(Data excerpts)
--

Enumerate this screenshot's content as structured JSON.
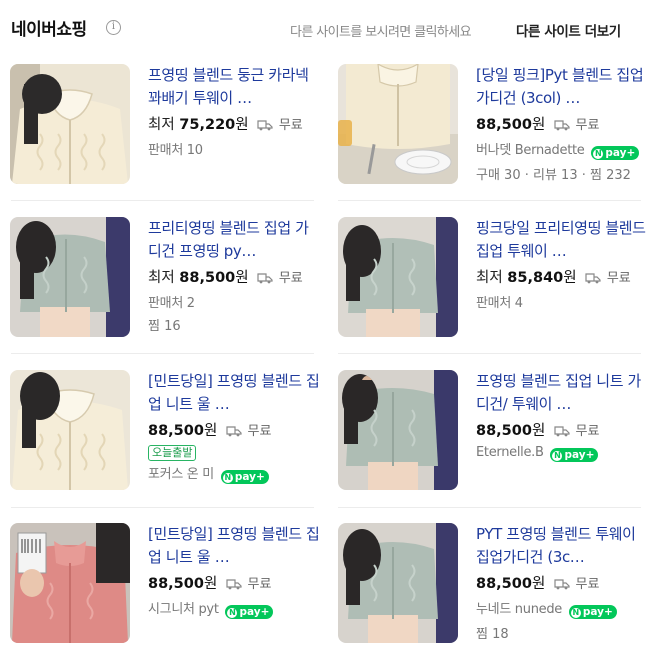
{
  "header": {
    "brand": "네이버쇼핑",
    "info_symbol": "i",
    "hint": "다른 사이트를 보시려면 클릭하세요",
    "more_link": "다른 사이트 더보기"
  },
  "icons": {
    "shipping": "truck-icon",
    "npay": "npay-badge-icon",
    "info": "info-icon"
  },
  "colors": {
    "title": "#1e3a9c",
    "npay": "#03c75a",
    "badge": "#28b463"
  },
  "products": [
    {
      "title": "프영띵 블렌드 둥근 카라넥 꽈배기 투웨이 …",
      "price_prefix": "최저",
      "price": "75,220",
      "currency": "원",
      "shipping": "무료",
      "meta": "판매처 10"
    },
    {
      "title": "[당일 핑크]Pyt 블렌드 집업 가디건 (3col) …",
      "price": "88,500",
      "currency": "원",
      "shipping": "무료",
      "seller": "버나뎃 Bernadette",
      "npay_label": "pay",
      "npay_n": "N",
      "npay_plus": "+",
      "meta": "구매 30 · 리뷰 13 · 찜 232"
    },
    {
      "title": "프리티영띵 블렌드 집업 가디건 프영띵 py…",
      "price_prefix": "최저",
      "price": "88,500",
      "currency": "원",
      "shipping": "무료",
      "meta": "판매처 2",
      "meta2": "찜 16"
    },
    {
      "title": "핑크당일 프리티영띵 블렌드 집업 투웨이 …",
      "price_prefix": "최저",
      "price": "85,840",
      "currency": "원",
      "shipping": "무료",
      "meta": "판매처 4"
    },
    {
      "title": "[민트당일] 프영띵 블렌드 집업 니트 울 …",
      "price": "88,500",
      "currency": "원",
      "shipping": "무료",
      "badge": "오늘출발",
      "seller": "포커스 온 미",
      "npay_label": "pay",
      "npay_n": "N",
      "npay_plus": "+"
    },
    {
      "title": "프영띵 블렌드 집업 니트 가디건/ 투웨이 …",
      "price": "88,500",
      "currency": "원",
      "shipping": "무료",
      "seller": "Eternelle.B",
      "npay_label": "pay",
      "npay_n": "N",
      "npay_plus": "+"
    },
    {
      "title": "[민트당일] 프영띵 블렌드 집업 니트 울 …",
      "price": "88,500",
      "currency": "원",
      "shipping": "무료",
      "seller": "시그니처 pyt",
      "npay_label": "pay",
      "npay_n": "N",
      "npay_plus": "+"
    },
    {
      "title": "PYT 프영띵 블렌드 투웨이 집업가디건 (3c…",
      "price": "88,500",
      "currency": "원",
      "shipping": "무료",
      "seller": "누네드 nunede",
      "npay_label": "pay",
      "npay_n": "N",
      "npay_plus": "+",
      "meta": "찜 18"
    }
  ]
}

--

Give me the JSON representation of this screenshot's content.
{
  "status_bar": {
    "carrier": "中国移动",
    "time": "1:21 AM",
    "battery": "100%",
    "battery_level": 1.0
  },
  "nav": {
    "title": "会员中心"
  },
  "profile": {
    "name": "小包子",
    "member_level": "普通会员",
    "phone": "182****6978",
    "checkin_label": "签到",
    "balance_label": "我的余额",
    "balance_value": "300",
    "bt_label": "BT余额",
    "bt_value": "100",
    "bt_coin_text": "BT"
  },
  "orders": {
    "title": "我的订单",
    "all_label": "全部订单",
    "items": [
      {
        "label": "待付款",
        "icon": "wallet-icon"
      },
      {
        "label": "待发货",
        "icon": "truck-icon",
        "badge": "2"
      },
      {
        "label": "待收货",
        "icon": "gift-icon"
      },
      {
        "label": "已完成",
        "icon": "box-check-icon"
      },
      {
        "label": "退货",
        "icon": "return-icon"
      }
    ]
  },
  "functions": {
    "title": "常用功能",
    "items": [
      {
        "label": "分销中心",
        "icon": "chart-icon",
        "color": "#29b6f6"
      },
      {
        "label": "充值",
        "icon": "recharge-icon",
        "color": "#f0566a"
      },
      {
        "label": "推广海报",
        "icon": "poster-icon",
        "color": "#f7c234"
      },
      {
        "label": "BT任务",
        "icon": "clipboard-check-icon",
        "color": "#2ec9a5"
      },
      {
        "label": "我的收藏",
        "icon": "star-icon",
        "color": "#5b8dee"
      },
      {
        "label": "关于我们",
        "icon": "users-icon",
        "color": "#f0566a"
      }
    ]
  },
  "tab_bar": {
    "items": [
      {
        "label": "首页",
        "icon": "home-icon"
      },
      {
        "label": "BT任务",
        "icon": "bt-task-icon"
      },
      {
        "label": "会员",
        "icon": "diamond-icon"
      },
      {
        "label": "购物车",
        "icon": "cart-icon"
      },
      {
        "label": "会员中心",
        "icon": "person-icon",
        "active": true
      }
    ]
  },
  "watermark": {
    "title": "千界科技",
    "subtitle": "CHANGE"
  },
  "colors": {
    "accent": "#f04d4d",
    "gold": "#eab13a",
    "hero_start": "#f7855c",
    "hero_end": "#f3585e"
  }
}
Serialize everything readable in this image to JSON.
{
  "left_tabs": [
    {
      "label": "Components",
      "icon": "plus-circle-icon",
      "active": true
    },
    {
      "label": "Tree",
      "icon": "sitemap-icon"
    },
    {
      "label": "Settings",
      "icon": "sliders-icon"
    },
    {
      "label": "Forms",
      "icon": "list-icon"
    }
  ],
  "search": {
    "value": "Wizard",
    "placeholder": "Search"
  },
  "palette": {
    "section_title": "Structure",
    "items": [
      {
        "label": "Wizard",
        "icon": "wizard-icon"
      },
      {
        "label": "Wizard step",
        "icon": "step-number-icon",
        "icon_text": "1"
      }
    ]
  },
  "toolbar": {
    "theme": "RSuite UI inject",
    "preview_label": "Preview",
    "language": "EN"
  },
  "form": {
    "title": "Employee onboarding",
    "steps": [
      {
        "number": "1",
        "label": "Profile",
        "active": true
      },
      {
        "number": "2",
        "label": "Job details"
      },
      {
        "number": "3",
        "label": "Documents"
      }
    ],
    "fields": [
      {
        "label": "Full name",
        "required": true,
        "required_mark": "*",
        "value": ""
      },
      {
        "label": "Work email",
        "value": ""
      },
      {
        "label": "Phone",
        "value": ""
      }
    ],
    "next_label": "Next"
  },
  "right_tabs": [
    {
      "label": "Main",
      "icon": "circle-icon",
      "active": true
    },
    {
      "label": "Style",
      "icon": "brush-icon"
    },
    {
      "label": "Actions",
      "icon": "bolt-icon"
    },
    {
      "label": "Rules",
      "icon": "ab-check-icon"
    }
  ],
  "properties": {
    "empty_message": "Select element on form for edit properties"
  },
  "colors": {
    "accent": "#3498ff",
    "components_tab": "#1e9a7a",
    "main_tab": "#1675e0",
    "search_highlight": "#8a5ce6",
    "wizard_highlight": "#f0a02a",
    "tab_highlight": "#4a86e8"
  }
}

--

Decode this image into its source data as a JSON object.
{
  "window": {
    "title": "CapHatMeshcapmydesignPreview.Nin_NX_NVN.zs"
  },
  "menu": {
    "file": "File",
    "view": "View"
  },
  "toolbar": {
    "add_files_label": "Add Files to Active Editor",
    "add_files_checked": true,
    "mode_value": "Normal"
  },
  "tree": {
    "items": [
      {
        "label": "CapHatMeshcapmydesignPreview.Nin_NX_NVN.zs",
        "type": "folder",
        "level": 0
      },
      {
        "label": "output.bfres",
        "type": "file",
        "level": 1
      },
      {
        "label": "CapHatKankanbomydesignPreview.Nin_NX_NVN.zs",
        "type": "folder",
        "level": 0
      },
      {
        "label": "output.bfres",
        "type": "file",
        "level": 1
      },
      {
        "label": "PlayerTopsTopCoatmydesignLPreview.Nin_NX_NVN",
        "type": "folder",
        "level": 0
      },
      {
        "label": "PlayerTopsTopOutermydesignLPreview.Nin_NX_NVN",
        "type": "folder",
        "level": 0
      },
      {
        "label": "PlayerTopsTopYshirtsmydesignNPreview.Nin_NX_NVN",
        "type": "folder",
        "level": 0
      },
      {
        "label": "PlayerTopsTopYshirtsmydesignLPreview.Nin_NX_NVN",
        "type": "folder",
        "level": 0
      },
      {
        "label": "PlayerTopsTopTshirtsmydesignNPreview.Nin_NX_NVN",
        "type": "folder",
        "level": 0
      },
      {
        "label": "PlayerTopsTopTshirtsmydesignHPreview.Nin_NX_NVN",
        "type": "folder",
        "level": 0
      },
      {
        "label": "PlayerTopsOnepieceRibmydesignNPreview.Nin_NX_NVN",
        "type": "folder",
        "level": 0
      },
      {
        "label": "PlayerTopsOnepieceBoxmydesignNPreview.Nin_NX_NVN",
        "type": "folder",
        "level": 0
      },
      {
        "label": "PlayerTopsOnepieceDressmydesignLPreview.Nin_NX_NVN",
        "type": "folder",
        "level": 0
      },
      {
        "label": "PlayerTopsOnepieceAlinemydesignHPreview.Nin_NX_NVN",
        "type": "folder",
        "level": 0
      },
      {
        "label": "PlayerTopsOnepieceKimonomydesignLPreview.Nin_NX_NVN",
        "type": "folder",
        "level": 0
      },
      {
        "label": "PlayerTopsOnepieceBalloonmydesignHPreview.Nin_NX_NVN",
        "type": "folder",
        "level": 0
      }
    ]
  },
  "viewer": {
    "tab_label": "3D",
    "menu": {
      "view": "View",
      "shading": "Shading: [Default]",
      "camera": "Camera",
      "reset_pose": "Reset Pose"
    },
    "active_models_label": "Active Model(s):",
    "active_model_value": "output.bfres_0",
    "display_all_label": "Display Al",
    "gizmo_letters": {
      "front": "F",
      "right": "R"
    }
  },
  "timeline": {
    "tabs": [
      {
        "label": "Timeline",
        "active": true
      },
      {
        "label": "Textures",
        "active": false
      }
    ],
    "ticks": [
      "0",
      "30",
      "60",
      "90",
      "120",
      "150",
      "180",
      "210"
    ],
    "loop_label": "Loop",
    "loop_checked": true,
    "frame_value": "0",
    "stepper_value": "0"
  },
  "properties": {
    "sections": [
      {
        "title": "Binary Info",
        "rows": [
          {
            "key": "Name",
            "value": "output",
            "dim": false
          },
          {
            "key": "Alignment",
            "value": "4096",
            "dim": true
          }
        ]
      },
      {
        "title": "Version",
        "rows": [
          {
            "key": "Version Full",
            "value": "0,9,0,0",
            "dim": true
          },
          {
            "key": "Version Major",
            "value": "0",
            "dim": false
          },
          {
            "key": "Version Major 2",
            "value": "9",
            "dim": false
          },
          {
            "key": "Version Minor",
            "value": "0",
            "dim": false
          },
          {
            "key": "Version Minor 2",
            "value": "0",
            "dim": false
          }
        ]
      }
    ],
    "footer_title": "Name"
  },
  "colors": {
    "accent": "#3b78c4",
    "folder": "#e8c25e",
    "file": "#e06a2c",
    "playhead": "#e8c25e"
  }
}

--

■ **Exercise description**: Copy each line of the entries that includes the word "screenshot".

■ **Response**:
Enumerate this screenshot's content as structured JSON.
Give me the JSON representation of this screenshot's content.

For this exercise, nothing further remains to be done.